* **Goal**
Below is a listing to transcribe in full and exactly; keep the pictures out.
------ Data supplied ------
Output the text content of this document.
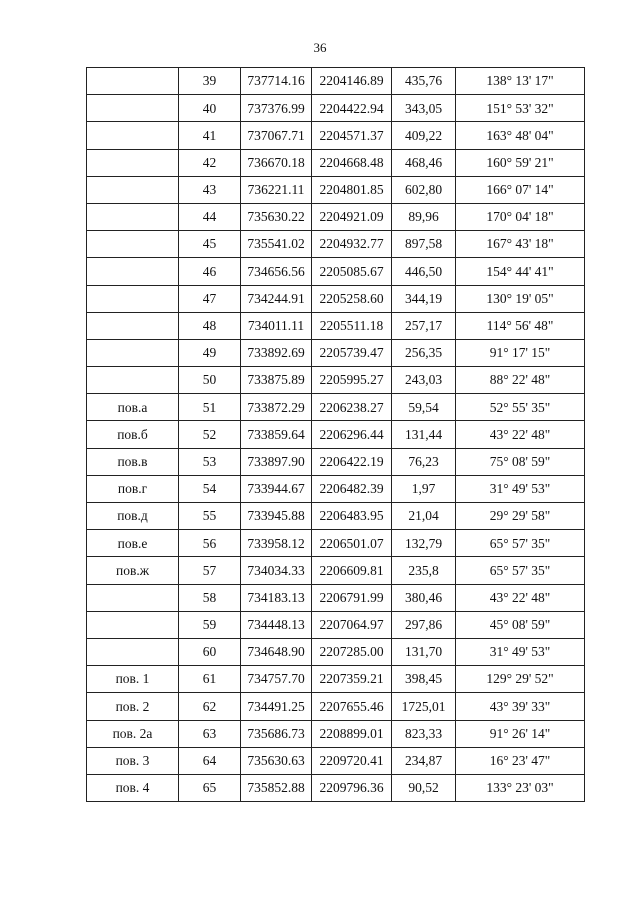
36
	39	737714.16	2204146.89	435,76	138° 13' 17"
	40	737376.99	2204422.94	343,05	151° 53' 32"
	41	737067.71	2204571.37	409,22	163° 48' 04"
	42	736670.18	2204668.48	468,46	160° 59' 21"
	43	736221.11	2204801.85	602,80	166° 07' 14"
	44	735630.22	2204921.09	89,96	170° 04' 18"
	45	735541.02	2204932.77	897,58	167° 43' 18"
	46	734656.56	2205085.67	446,50	154° 44' 41"
	47	734244.91	2205258.60	344,19	130° 19' 05"
	48	734011.11	2205511.18	257,17	114° 56' 48"
	49	733892.69	2205739.47	256,35	91° 17' 15"
	50	733875.89	2205995.27	243,03	88° 22' 48"
пов.а	51	733872.29	2206238.27	59,54	52° 55' 35"
пов.б	52	733859.64	2206296.44	131,44	43° 22' 48"
пов.в	53	733897.90	2206422.19	76,23	75° 08' 59"
пов.г	54	733944.67	2206482.39	1,97	31° 49' 53"
пов.д	55	733945.88	2206483.95	21,04	29° 29' 58"
пов.е	56	733958.12	2206501.07	132,79	65° 57' 35"
пов.ж	57	734034.33	2206609.81	235,8	65° 57' 35"
	58	734183.13	2206791.99	380,46	43° 22' 48"
	59	734448.13	2207064.97	297,86	45° 08' 59"
	60	734648.90	2207285.00	131,70	31° 49' 53"
пов. 1	61	734757.70	2207359.21	398,45	129° 29' 52"
пов. 2	62	734491.25	2207655.46	1725,01	43° 39' 33"
пов. 2а	63	735686.73	2208899.01	823,33	91° 26' 14"
пов. 3	64	735630.63	2209720.41	234,87	16° 23' 47"
пов. 4	65	735852.88	2209796.36	90,52	133° 23' 03"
------
* **Response**
Output the text content of this document.
36
	39	737714.16	2204146.89	435,76	138° 13' 17"
	40	737376.99	2204422.94	343,05	151° 53' 32"
	41	737067.71	2204571.37	409,22	163° 48' 04"
	42	736670.18	2204668.48	468,46	160° 59' 21"
	43	736221.11	2204801.85	602,80	166° 07' 14"
	44	735630.22	2204921.09	89,96	170° 04' 18"
	45	735541.02	2204932.77	897,58	167° 43' 18"
	46	734656.56	2205085.67	446,50	154° 44' 41"
	47	734244.91	2205258.60	344,19	130° 19' 05"
	48	734011.11	2205511.18	257,17	114° 56' 48"
	49	733892.69	2205739.47	256,35	91° 17' 15"
	50	733875.89	2205995.27	243,03	88° 22' 48"
пов.а	51	733872.29	2206238.27	59,54	52° 55' 35"
пов.б	52	733859.64	2206296.44	131,44	43° 22' 48"
пов.в	53	733897.90	2206422.19	76,23	75° 08' 59"
пов.г	54	733944.67	2206482.39	1,97	31° 49' 53"
пов.д	55	733945.88	2206483.95	21,04	29° 29' 58"
пов.е	56	733958.12	2206501.07	132,79	65° 57' 35"
пов.ж	57	734034.33	2206609.81	235,8	65° 57' 35"
	58	734183.13	2206791.99	380,46	43° 22' 48"
	59	734448.13	2207064.97	297,86	45° 08' 59"
	60	734648.90	2207285.00	131,70	31° 49' 53"
пов. 1	61	734757.70	2207359.21	398,45	129° 29' 52"
пов. 2	62	734491.25	2207655.46	1725,01	43° 39' 33"
пов. 2а	63	735686.73	2208899.01	823,33	91° 26' 14"
пов. 3	64	735630.63	2209720.41	234,87	16° 23' 47"
пов. 4	65	735852.88	2209796.36	90,52	133° 23' 03"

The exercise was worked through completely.